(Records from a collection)
------------------------------------

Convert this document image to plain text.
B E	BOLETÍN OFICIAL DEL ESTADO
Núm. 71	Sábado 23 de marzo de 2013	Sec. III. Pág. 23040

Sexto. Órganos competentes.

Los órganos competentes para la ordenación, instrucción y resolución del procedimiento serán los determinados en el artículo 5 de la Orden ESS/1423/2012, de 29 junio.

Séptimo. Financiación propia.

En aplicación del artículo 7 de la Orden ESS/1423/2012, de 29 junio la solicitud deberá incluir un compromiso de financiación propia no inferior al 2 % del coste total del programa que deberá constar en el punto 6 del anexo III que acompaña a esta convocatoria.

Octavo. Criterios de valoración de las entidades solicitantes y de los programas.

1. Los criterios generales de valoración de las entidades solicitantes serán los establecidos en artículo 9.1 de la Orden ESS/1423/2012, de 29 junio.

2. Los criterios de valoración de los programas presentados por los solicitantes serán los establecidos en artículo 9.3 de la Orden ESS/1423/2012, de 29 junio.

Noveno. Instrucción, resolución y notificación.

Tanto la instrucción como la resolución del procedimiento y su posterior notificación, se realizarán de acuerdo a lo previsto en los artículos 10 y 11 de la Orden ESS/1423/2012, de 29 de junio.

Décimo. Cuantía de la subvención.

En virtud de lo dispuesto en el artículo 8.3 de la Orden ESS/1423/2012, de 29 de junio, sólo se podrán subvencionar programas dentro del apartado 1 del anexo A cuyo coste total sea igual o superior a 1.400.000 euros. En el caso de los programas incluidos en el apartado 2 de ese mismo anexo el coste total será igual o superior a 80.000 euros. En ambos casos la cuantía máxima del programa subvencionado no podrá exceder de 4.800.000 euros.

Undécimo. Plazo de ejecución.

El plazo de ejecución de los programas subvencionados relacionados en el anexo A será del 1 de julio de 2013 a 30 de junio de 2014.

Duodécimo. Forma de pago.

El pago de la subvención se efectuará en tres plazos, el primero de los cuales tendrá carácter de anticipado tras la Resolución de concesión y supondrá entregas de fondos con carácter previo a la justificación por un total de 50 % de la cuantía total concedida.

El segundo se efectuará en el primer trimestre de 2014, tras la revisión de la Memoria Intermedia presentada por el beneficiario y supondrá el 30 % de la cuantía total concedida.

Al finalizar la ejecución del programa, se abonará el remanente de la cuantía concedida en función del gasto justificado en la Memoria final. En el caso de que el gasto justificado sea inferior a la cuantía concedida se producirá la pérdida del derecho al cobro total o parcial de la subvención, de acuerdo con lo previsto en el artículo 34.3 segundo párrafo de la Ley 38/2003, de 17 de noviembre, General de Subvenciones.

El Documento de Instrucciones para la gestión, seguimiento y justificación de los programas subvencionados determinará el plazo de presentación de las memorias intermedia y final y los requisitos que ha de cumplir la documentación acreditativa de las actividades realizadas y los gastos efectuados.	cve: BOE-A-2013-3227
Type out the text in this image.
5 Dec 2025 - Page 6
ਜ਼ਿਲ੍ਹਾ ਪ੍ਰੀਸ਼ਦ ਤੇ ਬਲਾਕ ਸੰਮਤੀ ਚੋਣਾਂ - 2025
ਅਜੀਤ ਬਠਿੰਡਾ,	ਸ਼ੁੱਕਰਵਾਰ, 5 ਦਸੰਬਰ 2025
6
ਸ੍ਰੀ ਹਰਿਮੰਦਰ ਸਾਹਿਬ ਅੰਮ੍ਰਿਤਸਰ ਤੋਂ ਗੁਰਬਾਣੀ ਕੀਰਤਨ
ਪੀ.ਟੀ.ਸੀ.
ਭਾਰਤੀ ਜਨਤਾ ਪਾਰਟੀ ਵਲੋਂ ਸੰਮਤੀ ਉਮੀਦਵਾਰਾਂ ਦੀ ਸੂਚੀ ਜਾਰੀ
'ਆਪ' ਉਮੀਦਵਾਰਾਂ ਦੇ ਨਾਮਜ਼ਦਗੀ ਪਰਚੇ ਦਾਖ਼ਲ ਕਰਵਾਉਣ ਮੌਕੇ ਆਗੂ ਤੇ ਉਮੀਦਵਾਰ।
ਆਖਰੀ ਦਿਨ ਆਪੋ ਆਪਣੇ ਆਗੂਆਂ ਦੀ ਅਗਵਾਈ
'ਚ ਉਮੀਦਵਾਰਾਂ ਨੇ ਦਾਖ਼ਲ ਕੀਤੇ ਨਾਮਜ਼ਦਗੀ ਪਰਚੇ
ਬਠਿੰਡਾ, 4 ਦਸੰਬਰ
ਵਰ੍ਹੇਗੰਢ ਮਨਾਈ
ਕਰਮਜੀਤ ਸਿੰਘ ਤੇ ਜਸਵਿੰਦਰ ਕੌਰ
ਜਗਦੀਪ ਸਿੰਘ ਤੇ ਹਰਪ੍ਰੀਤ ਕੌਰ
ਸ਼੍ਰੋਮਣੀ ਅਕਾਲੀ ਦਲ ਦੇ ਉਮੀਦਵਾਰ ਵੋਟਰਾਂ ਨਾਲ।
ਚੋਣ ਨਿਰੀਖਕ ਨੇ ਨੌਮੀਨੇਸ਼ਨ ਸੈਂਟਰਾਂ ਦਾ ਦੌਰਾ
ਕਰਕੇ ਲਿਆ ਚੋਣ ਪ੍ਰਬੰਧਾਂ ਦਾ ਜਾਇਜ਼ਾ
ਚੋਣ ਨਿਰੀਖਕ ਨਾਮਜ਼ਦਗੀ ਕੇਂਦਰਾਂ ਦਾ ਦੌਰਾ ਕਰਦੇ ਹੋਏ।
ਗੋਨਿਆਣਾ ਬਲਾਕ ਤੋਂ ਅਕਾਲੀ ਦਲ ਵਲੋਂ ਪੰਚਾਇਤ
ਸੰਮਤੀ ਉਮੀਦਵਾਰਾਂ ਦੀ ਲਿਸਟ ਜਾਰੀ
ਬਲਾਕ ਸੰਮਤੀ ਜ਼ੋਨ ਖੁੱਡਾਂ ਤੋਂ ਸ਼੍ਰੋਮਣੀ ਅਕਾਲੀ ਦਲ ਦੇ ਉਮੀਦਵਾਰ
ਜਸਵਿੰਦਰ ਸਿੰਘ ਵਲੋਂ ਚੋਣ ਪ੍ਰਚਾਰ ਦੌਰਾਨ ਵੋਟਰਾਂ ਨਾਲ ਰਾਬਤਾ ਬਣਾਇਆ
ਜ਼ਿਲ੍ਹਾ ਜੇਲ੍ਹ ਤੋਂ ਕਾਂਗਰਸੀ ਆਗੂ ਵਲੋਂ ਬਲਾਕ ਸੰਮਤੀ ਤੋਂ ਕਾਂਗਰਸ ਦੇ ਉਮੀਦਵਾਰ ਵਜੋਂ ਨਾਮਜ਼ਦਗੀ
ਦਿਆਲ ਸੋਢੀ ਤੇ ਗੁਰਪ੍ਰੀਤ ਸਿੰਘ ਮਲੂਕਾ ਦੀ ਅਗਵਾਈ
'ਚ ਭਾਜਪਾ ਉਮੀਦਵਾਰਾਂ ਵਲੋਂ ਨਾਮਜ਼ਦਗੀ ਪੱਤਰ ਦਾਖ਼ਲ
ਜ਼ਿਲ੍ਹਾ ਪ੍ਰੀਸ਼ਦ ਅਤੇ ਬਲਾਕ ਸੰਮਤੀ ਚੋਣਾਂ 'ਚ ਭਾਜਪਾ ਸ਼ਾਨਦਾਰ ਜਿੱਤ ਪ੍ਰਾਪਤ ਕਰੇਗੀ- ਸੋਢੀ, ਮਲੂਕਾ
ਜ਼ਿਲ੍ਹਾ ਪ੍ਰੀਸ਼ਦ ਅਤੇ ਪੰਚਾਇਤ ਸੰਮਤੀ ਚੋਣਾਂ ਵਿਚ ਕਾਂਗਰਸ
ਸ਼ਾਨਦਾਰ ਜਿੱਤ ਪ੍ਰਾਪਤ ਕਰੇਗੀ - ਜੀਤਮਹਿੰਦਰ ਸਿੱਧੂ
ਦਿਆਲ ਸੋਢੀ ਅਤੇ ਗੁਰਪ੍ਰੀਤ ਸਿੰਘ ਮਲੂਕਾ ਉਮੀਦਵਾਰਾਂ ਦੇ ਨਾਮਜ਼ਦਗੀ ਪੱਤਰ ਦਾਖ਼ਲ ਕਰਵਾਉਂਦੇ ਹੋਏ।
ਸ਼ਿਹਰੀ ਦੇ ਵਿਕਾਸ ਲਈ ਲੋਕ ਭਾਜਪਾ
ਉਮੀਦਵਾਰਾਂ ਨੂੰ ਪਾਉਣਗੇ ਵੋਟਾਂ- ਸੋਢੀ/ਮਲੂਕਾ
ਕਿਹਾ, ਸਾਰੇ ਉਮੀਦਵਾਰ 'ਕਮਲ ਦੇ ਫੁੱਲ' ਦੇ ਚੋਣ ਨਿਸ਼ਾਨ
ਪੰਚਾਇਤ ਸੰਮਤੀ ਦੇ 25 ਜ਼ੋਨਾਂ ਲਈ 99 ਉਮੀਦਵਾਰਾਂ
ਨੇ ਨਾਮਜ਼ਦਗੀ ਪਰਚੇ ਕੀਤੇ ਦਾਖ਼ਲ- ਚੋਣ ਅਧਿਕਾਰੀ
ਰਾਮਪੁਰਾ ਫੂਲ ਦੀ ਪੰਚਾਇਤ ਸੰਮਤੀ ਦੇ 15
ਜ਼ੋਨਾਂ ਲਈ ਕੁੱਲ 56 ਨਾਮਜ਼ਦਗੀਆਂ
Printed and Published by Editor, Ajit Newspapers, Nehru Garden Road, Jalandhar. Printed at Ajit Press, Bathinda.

------------------------------------

- [Written instruction]
Write only the number of lines that include "procedimiento".

- [Result]
2